▶ _Listing_
** BEGIN **

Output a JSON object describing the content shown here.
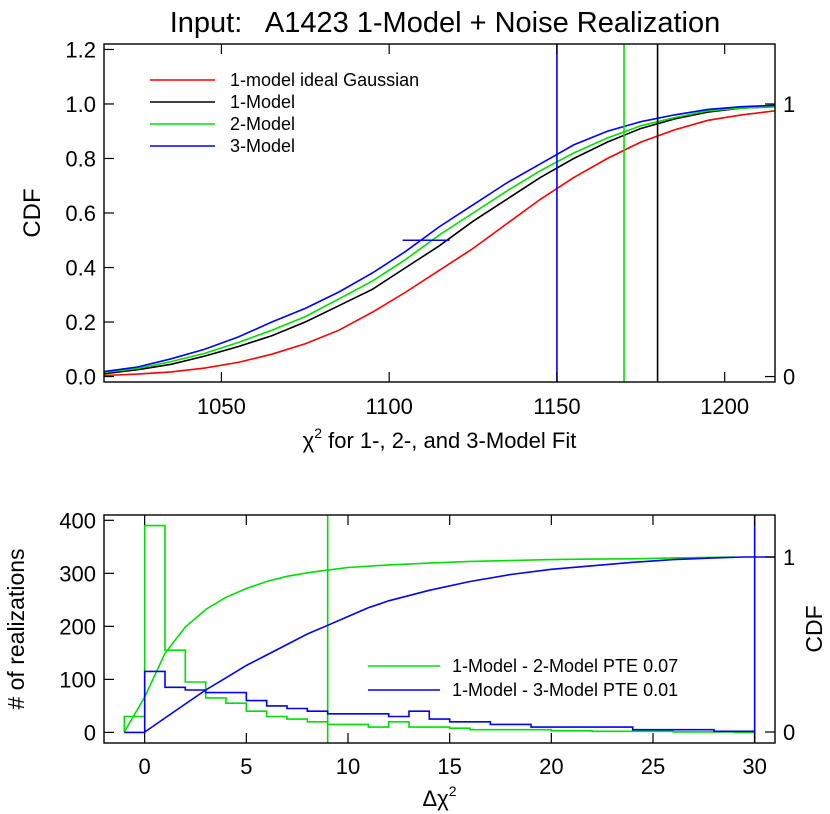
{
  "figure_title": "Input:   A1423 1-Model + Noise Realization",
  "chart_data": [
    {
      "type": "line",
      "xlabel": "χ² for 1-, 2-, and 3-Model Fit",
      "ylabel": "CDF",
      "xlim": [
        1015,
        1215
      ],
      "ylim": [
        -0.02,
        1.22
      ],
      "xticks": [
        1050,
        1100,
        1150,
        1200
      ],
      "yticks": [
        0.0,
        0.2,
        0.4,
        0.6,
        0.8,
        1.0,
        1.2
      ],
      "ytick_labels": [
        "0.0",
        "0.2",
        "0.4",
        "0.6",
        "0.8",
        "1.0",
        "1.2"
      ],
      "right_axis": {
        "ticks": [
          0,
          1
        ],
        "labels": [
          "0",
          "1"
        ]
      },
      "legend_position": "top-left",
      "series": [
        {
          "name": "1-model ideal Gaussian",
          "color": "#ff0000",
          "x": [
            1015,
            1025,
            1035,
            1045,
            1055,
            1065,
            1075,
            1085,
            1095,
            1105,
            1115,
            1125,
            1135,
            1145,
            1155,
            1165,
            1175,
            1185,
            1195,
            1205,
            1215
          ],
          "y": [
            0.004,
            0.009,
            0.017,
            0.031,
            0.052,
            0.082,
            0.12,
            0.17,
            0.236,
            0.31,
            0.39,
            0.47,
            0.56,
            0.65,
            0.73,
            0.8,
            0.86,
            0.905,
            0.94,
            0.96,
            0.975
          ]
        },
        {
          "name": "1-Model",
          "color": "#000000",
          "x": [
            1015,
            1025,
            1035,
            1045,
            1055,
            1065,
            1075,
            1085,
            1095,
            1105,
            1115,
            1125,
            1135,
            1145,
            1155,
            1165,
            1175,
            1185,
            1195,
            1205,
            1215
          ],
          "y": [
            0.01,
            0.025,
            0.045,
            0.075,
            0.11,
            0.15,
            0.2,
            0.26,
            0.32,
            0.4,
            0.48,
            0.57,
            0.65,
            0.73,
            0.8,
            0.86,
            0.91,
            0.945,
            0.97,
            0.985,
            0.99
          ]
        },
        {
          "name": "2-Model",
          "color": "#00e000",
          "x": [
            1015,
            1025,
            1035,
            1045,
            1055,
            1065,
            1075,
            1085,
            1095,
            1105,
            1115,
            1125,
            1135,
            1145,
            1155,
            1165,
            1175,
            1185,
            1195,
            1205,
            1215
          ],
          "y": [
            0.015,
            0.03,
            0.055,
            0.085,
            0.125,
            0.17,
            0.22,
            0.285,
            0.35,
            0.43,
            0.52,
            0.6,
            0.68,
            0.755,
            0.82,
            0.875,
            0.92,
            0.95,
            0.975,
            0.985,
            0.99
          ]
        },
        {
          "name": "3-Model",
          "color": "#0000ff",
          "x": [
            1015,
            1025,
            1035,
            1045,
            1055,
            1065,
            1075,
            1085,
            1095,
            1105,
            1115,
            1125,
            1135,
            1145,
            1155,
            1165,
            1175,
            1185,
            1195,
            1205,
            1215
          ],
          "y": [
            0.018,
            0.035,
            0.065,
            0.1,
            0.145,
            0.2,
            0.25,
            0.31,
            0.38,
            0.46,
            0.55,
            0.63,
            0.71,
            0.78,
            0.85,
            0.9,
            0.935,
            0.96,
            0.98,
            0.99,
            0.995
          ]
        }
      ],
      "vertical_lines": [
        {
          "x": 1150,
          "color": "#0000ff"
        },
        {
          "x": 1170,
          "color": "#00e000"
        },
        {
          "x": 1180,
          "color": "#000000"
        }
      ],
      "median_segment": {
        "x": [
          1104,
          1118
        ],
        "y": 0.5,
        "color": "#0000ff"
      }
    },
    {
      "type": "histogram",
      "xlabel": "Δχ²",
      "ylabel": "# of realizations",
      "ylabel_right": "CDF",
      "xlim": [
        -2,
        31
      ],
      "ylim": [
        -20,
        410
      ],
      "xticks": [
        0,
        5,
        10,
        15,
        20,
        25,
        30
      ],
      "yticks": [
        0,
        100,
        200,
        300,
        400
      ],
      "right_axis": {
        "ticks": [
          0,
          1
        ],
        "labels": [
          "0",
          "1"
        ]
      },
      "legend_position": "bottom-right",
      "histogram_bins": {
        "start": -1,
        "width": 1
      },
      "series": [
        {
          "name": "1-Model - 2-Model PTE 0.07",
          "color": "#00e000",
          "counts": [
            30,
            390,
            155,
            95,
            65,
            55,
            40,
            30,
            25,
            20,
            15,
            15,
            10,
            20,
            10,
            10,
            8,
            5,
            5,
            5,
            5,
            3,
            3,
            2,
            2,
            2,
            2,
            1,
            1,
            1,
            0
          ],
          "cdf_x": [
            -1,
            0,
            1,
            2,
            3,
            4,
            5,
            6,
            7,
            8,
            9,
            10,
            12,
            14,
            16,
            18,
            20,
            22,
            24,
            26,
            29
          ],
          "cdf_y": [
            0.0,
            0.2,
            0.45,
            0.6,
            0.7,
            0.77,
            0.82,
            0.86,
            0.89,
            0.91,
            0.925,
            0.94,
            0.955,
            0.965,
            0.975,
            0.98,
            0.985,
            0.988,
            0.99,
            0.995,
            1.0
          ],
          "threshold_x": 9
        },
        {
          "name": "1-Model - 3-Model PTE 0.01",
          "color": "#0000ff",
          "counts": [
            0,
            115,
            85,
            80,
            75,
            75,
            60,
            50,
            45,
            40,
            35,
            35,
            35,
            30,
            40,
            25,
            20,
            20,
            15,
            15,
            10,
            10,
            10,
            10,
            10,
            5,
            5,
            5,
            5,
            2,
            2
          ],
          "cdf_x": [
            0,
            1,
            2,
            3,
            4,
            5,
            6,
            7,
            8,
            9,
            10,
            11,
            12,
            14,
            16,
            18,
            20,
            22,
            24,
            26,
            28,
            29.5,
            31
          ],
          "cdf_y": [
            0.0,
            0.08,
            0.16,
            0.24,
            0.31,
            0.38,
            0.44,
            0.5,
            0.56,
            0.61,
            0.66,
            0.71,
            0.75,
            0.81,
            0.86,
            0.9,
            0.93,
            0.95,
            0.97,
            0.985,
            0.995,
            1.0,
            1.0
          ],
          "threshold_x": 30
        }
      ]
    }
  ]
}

** END **
** BEGIN **

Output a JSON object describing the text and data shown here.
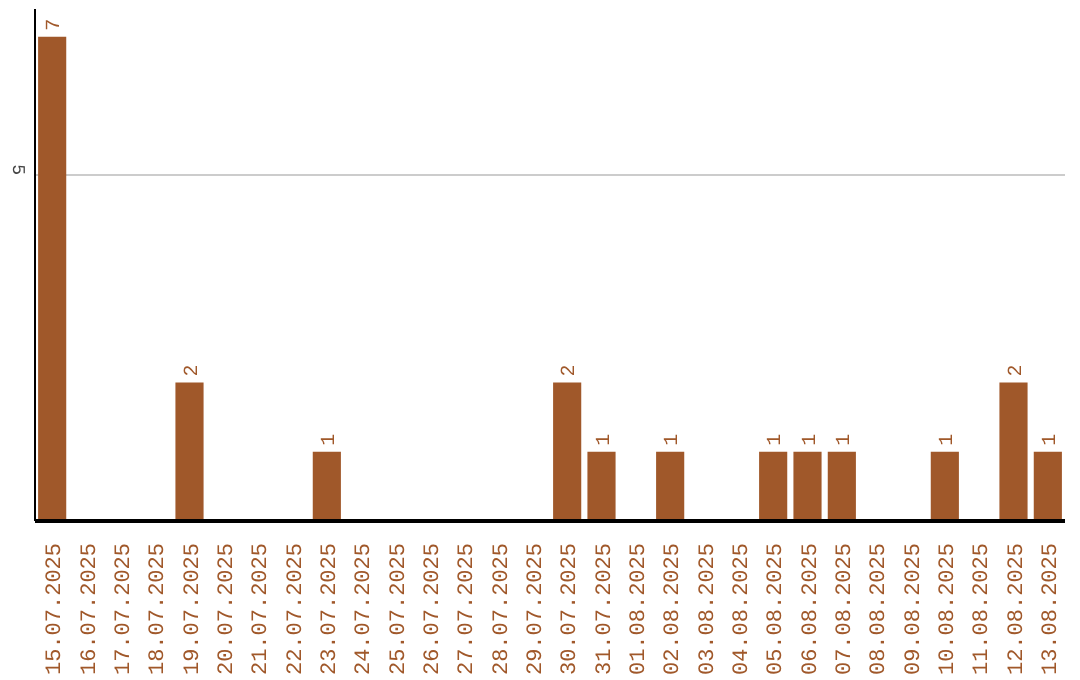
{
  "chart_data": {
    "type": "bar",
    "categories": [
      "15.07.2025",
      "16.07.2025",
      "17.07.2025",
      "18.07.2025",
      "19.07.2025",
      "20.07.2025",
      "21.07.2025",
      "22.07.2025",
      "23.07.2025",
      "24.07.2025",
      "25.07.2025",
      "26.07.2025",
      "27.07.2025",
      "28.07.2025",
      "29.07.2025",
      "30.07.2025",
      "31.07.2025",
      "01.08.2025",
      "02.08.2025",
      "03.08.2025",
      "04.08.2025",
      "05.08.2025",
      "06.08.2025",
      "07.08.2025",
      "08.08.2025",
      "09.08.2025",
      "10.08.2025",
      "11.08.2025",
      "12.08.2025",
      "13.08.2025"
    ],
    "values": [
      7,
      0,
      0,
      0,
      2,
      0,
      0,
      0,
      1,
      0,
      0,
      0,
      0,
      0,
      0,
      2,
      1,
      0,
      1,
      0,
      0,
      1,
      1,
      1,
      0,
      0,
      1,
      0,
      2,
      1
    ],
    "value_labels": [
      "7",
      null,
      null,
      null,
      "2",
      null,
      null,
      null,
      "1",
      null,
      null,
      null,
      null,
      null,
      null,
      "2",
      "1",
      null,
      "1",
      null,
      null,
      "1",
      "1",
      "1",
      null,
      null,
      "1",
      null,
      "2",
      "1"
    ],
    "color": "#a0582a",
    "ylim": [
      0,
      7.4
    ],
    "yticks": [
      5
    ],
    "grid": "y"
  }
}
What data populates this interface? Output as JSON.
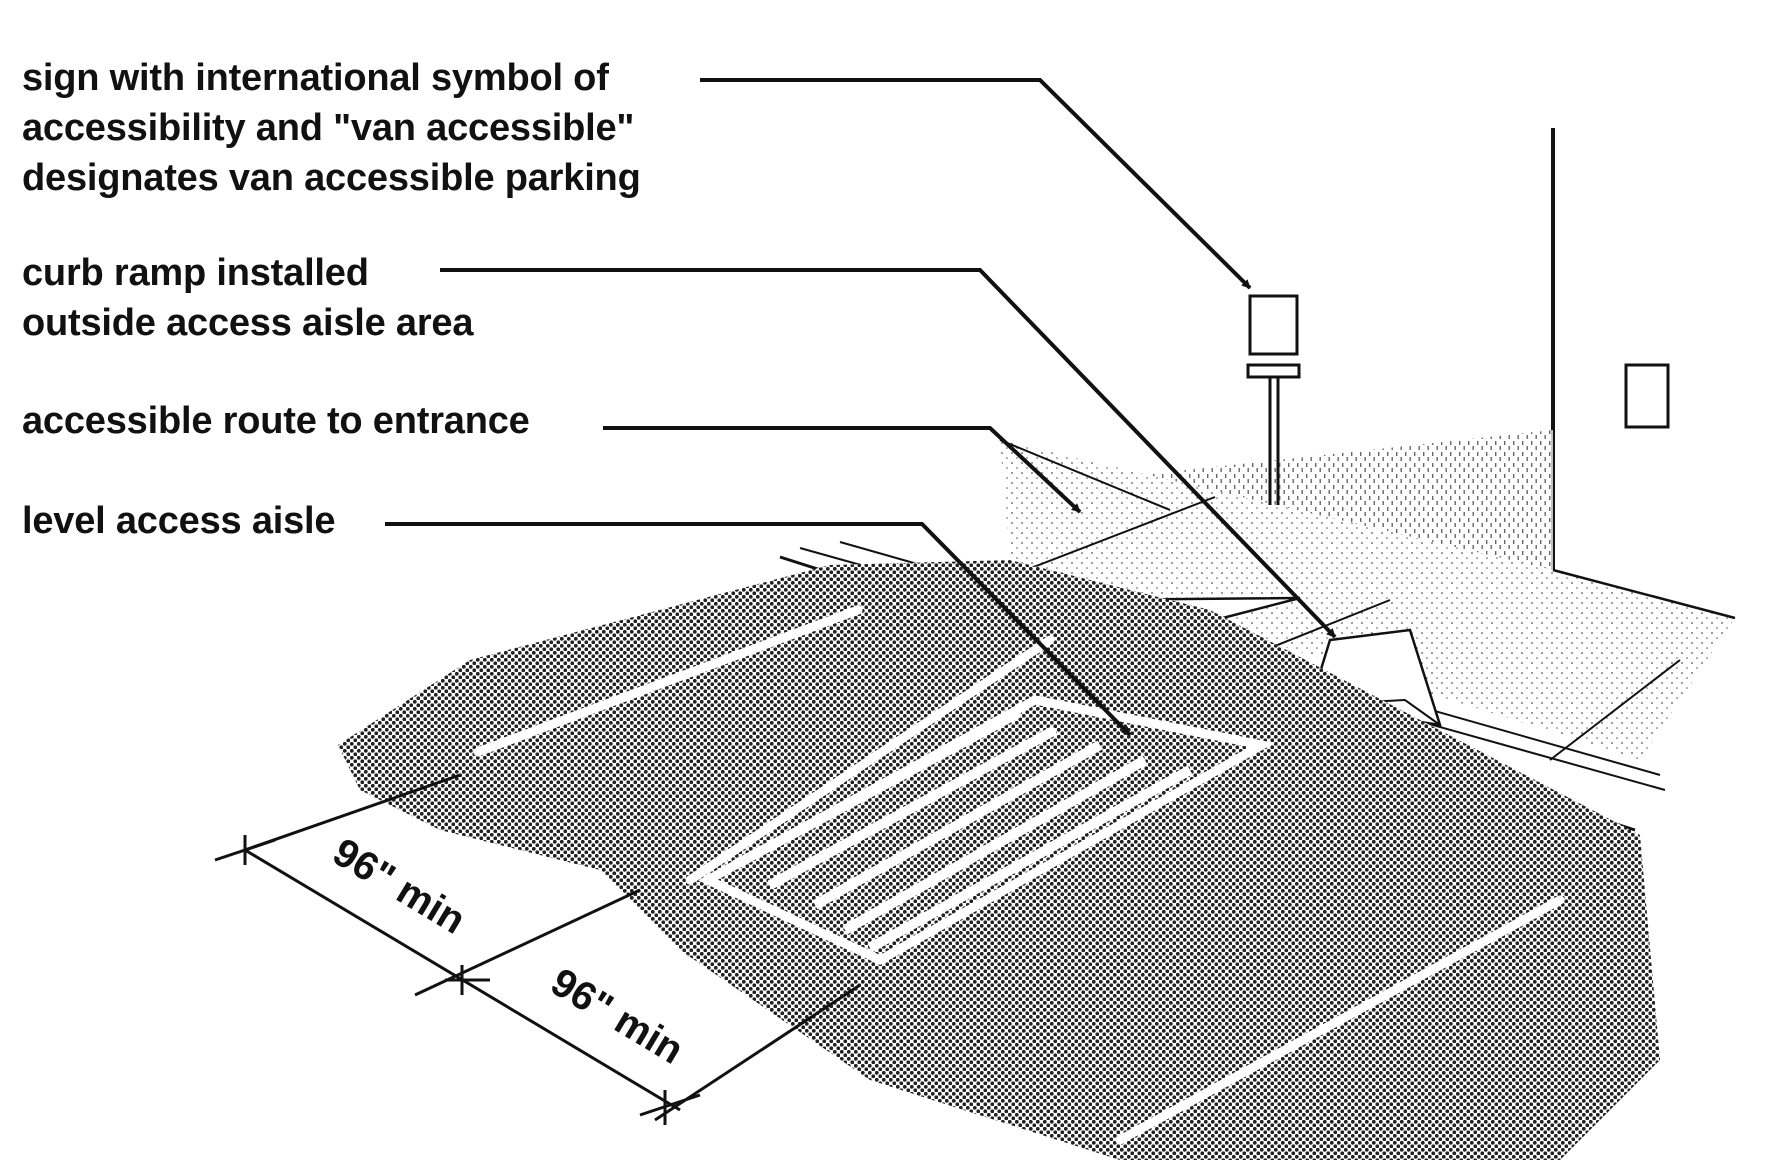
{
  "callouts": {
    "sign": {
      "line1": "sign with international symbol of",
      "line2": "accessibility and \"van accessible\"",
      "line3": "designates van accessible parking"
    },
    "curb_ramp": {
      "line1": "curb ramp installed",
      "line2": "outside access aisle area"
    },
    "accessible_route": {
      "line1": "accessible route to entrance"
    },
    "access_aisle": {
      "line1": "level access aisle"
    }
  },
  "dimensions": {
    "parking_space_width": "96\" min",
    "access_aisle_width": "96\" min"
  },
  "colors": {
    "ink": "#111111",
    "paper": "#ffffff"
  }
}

** END **
** BEGIN **

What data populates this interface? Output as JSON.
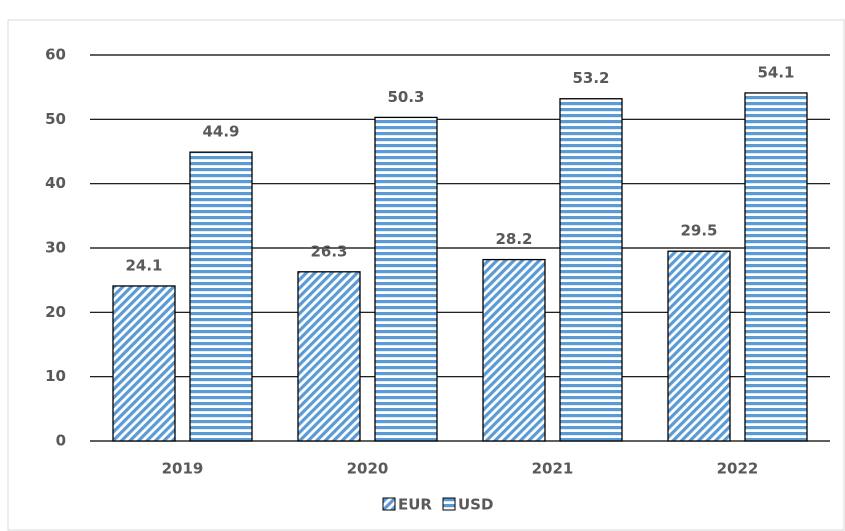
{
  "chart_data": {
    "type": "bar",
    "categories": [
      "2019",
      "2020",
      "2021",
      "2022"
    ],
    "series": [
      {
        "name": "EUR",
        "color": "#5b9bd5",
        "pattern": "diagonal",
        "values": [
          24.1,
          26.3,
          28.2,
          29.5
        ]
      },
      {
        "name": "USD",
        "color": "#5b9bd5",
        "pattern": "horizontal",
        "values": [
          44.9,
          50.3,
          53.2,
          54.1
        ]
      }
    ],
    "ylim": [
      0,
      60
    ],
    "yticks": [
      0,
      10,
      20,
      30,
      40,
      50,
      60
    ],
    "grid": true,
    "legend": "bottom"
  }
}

** END **

▶ _Exercise_
Go through the entries and return each line where the word "describing" appears.

▶ _Written answer_
Output a JSON object describing the content shown here.
Output a JSON object describing the text and data shown here.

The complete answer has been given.